**Provided data**
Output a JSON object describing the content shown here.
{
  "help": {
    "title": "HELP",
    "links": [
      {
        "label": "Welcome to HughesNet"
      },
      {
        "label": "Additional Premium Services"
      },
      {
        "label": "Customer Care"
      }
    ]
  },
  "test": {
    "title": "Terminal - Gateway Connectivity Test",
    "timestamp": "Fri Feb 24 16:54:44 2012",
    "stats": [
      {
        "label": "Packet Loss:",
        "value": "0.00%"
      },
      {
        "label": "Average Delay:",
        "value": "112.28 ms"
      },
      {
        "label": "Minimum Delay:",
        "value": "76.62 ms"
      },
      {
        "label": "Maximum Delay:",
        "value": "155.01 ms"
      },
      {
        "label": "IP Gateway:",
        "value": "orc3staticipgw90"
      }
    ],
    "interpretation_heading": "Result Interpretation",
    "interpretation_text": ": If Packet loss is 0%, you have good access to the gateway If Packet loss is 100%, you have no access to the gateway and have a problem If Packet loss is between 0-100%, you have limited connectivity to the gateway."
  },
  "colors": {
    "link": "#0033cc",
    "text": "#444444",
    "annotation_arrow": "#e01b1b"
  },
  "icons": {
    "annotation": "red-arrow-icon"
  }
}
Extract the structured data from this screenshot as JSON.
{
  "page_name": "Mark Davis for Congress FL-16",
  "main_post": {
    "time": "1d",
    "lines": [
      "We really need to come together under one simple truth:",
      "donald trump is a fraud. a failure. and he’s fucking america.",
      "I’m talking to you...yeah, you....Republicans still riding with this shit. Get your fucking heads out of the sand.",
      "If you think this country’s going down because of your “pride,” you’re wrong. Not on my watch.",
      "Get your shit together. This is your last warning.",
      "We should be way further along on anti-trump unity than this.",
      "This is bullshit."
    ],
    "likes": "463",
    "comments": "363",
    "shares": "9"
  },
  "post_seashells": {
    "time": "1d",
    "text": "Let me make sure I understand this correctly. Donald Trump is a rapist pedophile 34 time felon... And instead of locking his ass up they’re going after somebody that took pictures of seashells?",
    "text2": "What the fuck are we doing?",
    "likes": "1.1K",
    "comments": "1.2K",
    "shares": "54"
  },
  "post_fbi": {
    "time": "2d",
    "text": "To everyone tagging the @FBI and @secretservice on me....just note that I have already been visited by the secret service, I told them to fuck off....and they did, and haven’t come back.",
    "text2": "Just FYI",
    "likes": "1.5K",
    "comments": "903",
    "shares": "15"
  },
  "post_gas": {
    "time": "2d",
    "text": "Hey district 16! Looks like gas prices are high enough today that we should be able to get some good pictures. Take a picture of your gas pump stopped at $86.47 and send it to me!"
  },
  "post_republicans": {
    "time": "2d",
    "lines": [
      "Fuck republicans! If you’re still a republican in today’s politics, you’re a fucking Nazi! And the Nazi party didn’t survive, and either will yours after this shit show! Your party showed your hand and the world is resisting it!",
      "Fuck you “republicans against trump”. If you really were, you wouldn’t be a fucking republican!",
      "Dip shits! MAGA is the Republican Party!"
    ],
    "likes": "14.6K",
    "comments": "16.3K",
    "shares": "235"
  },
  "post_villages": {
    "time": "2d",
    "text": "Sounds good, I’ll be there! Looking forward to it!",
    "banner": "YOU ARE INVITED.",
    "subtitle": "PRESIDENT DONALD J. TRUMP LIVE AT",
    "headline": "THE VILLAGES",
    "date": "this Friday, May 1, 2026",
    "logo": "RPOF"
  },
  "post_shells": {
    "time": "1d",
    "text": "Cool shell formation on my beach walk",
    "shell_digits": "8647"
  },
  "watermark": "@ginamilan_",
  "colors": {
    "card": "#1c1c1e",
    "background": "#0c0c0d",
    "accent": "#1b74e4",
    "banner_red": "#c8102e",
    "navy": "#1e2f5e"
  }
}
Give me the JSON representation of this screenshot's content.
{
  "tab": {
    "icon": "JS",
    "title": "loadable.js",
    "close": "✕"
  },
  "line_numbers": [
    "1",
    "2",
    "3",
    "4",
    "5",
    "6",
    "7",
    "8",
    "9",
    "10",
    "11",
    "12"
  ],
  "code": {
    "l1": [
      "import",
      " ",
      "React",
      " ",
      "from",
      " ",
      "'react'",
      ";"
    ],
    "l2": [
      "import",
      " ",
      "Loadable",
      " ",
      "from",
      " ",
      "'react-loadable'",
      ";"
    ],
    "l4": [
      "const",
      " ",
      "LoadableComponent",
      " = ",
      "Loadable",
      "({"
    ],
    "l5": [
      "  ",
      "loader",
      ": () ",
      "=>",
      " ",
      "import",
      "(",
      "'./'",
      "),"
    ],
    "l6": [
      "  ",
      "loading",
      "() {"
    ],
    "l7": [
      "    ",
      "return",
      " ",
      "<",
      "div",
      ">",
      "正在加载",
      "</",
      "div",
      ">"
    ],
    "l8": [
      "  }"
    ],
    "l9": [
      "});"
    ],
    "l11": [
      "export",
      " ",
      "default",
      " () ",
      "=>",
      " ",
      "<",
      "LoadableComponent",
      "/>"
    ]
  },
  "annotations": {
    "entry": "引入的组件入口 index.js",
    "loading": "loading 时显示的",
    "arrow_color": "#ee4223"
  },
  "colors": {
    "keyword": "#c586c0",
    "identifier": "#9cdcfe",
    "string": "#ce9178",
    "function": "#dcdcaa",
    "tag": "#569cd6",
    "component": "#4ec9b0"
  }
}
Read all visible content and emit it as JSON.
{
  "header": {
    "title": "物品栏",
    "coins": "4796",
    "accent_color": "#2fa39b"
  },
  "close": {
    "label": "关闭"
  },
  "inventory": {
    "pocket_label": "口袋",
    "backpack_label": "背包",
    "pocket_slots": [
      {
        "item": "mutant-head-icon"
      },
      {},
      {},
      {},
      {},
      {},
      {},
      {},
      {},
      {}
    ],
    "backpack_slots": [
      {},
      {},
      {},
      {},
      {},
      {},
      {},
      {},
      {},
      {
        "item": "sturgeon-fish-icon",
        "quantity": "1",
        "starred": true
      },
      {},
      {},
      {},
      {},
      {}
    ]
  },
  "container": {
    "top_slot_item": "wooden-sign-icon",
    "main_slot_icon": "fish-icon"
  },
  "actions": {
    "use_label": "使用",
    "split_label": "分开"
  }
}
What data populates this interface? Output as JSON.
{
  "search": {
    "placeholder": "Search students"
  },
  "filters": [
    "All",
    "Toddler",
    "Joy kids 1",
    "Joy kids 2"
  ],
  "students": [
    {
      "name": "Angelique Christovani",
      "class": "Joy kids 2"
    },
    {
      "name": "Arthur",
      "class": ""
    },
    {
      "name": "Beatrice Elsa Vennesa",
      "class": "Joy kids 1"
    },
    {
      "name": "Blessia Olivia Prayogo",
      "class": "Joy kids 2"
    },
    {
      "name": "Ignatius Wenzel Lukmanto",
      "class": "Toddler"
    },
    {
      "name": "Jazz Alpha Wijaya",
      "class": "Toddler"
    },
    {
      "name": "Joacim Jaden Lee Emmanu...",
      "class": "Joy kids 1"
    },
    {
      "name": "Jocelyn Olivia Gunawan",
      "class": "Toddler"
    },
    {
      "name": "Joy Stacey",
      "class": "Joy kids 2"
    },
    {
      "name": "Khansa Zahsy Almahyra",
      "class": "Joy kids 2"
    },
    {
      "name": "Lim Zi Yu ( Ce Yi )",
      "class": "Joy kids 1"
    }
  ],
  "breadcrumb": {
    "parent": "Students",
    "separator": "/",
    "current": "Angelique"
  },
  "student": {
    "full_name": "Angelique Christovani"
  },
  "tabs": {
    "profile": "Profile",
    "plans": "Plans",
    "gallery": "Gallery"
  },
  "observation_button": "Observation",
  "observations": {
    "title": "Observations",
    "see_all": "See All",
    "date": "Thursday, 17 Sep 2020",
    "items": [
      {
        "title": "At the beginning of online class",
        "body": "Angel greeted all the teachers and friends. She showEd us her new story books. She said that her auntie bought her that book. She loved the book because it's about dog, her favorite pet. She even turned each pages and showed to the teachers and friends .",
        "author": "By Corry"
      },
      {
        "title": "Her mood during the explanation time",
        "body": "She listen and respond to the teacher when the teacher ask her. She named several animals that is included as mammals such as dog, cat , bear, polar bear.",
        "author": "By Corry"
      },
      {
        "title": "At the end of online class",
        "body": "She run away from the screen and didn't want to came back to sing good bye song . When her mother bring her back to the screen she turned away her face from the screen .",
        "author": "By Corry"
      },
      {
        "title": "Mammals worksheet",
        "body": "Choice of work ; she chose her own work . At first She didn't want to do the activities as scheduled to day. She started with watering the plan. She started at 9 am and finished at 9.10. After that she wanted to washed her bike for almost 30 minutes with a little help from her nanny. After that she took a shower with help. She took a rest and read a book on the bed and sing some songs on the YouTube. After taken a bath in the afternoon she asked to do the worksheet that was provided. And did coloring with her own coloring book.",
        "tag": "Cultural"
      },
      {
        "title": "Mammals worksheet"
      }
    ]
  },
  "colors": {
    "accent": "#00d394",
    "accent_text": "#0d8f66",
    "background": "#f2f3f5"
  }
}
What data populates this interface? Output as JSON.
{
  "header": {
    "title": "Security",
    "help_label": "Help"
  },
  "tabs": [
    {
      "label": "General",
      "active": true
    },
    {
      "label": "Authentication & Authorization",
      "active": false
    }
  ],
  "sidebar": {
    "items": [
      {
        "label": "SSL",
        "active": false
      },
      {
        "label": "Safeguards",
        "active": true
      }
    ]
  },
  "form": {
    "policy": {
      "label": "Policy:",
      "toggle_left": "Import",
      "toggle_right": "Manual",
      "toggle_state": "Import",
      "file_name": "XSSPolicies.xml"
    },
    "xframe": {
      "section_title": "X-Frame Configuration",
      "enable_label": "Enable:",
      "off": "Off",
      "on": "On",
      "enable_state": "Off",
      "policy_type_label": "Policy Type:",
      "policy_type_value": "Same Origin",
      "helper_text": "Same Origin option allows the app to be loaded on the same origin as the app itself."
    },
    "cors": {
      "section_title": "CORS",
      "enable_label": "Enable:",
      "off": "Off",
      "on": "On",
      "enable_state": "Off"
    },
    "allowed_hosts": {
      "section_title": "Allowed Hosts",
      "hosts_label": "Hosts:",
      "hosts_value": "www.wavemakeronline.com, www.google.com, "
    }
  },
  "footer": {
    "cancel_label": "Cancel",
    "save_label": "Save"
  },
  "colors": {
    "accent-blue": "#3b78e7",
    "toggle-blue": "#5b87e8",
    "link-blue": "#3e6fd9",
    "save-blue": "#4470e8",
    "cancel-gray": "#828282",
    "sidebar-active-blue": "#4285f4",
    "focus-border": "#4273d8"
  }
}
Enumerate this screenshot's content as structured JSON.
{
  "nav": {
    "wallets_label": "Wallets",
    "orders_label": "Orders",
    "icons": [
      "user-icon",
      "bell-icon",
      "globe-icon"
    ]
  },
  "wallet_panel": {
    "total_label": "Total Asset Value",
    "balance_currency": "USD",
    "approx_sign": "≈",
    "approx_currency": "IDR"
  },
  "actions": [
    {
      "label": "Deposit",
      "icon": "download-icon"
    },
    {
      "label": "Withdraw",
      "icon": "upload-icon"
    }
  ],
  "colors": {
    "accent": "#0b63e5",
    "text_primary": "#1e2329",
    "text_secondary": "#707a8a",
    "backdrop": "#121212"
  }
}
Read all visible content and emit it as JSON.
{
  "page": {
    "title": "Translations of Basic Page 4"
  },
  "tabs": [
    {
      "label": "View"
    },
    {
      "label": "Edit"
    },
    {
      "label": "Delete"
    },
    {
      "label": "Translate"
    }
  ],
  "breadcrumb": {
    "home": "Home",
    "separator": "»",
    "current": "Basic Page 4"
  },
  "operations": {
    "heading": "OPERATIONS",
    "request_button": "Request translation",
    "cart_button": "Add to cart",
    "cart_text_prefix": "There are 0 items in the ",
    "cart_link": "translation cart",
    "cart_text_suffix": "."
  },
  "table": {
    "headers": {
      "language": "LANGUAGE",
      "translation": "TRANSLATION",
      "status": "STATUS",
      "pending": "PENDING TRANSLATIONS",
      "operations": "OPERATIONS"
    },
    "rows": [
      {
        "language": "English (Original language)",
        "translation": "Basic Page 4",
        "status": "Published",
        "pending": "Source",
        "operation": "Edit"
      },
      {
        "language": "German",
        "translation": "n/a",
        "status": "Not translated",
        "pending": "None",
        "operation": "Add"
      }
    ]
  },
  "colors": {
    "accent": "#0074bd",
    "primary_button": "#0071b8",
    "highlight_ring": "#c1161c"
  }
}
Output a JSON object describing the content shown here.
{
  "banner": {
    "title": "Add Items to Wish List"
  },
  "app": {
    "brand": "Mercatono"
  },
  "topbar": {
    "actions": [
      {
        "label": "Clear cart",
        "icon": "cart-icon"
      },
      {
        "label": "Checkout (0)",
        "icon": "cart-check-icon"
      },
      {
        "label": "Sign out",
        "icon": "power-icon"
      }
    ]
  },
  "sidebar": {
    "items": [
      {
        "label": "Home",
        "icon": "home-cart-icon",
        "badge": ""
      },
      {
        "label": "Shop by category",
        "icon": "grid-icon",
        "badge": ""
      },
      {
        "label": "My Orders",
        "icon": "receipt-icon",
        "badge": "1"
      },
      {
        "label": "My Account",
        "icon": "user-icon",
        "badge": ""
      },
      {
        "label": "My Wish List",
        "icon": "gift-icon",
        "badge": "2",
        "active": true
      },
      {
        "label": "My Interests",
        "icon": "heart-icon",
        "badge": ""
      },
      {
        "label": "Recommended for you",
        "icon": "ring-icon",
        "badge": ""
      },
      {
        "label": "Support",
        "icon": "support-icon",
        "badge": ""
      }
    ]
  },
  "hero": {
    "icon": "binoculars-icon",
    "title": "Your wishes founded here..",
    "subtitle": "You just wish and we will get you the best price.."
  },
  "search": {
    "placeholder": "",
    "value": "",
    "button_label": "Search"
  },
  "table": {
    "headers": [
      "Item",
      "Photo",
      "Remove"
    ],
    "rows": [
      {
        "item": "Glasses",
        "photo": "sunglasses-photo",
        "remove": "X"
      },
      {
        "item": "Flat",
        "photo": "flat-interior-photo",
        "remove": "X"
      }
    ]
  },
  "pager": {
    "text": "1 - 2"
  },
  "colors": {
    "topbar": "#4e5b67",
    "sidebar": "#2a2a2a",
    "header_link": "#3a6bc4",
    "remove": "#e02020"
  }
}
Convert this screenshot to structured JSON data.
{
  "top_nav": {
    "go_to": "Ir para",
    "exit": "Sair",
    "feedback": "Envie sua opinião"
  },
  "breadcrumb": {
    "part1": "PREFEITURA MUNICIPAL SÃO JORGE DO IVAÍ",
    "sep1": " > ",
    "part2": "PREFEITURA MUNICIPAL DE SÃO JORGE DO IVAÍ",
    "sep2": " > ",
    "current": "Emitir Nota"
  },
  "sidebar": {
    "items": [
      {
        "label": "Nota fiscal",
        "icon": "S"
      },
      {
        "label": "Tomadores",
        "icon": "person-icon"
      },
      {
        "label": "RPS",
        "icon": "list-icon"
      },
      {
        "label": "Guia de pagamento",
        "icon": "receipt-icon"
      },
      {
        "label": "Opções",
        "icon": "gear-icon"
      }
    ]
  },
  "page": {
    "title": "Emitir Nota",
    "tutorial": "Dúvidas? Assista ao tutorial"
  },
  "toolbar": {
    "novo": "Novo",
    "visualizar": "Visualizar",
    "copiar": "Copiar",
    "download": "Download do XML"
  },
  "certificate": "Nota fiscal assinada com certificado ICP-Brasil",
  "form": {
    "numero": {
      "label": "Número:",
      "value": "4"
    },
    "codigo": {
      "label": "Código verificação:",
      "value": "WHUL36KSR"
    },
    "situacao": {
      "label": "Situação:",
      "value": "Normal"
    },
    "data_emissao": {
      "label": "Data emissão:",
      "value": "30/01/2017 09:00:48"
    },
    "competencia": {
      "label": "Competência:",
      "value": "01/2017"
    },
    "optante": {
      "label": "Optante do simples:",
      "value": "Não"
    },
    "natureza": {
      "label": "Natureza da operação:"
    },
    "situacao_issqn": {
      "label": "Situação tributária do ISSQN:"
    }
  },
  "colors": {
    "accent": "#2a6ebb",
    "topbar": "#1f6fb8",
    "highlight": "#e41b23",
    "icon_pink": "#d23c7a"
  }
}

**Short task**
Scan the listing above and copy all lines containing the word "PREFEITURA".

**Solution to this problem**
    "part1": "PREFEITURA MUNICIPAL SÃO JORGE DO IVAÍ",
    "part2": "PREFEITURA MUNICIPAL DE SÃO JORGE DO IVAÍ",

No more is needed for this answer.